- PROMPT:
Go through the listing below and gather every line with the word "true".

::: RECORDS PROVIDED :::

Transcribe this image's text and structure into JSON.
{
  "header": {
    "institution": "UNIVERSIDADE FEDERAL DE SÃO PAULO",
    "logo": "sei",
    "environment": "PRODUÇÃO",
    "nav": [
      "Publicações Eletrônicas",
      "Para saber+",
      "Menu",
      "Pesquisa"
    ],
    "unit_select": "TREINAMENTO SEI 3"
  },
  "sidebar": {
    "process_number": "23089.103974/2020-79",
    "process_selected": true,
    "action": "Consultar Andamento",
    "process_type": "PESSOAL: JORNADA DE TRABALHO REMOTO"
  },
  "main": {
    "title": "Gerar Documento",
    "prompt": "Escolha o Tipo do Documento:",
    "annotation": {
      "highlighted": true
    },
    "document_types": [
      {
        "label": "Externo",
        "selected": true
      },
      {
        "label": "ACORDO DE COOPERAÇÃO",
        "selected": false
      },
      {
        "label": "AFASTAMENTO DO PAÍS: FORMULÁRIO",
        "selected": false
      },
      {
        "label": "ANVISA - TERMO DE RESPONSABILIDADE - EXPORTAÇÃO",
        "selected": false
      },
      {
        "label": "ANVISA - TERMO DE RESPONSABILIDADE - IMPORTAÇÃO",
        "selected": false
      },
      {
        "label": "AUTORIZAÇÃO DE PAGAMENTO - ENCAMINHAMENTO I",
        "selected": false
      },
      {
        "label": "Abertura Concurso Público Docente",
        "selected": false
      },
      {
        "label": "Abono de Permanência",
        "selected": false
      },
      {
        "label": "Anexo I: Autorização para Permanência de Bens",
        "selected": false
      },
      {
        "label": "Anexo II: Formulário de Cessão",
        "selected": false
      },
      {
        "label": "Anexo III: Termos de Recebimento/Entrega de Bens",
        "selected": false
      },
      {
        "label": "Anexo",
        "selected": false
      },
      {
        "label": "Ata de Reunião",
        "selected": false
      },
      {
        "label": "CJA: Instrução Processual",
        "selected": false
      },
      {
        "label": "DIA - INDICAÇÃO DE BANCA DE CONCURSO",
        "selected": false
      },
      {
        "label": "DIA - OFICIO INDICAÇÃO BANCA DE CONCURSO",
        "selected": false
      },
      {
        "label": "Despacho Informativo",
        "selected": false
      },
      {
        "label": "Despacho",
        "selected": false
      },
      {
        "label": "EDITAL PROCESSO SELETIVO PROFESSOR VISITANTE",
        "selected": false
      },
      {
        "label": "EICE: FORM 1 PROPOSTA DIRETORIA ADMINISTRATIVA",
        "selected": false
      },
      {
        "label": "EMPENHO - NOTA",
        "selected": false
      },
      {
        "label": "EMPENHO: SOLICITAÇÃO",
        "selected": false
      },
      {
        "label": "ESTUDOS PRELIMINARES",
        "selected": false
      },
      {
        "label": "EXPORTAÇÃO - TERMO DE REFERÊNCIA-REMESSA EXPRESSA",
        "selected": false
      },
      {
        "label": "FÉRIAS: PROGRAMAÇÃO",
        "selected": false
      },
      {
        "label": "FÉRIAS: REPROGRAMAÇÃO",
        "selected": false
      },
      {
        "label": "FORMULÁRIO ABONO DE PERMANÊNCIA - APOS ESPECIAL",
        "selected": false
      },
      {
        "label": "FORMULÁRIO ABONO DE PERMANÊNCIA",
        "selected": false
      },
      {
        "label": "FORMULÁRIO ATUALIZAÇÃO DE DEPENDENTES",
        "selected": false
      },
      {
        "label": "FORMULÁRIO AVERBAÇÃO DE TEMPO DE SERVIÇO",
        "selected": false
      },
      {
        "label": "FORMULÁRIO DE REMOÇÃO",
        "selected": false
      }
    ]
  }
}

:::

- SOLUTION TO THIS EXERCISE:
    "process_selected": true,
      "highlighted": true
        "selected": true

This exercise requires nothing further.